> Supplied text:
Hello everyone, I encountered issues while using MFIX for simulations on a Linux system. My geometric model, built in SolidWorks and imported as an STL file, consists of a cylindrical empty chamber with six uniformly distributed inlet pipes around it, and a pressure outlet below the chamber. Using a simple pure gas model, I noticed two problems:
1.A few face elements are missing in the mesh (Figure 1). I found that models generated within the software don’t have this issue, but imported STL files consistently exhibit similar problems.
2.Some of the six inlet pipes are not perpendicular to the computational domain boundary. To make the gas enter the central chamber along the pipe direction, I tried setting x and z component velocities at the mass inlets—for example, 10 in the z-direction and 10√3 in the x-direction to ensure a resultant velocity of 20 with the correct direction. However, this setup causes uneven gas velocity distribution in these pipes, which differs significantly from the velocity profiles in pipes perpendicular to the boundary. The figure below is a gas velocity cloud map, where the vertical pipe pointed by the yellow arrow is different from the non-vertical pipe pointed by the blue arrow. I’m unsure if this relates to mesh quality or how component velocities are set. Could you advise on how to ensure uniform gas inflow along the pipes?Thank you for your help!
I’ve uploaded the case file for a 0.2-second simulation run.
case.zip (4.2 MB)

> Given problem A: According to the MFIX post, in which program was the geometric model built?
> Given problem B: Reproduce the passage of the MFIX post starting at "2.Some of the" and ending at "for your help!".
Rely solely on the MFIX post when responding.

> Data lines:
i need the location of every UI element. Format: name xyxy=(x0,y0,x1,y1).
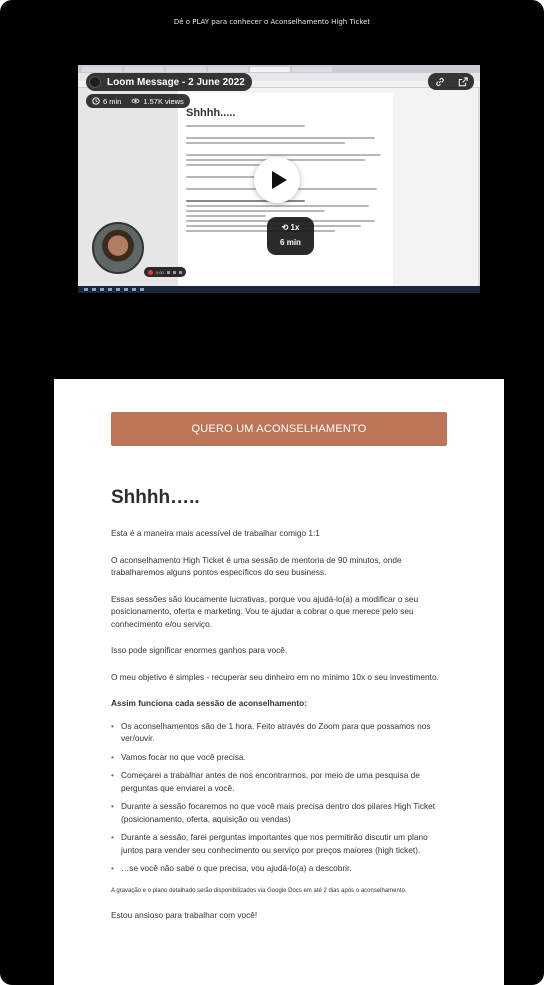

> Exercise response A: SolidWorks.

> Exercise response B:
2.Some of the six inlet pipes are not perpendicular to the computational domain boundary. To make the gas enter the central chamber along the pipe direction, I tried setting x and z component velocities at the mass inlets—for example, 10 in the z-direction and 10√3 in the x-direction to ensure a resultant velocity of 20 with the correct direction. However, this setup causes uneven gas velocity distribution in these pipes, which differs significantly from the velocity profiles in pipes perpendicular to the boundary. The figure below is a gas velocity cloud map, where the vertical pipe pointed by the yellow arrow is different from the non-vertical pipe pointed by the blue arrow. I’m unsure if this relates to mesh quality or how component velocities are set. Could you advise on how to ensure uniform gas inflow along the pipes?Thank you for your help!